## GIVEN EXERCISE
Pull out every line from the listing that has the word "color".

##### ENTRIES #####

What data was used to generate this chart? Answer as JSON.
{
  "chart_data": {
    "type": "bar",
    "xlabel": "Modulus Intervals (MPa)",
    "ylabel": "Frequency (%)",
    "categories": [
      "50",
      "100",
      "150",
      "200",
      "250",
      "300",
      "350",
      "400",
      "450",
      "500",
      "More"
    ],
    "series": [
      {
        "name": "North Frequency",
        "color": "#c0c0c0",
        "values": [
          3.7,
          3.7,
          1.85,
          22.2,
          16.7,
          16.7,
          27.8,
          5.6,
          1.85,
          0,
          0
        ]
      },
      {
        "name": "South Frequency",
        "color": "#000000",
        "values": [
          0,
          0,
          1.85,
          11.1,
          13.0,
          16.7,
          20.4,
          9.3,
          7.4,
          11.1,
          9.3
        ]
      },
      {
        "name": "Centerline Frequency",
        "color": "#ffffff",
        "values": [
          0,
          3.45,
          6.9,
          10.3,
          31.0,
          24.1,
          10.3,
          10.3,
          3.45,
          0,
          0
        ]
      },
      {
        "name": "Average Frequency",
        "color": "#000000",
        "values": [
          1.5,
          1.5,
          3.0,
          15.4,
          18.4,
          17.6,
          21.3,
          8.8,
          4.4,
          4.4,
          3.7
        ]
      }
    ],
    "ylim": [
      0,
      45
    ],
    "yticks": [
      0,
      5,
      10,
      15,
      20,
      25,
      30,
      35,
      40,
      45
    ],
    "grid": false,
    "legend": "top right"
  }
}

#####

## WRITTEN RESPONSE
        "color": "#c0c0c0",
        "color": "#000000",
        "color": "#ffffff",
        "color": "#000000",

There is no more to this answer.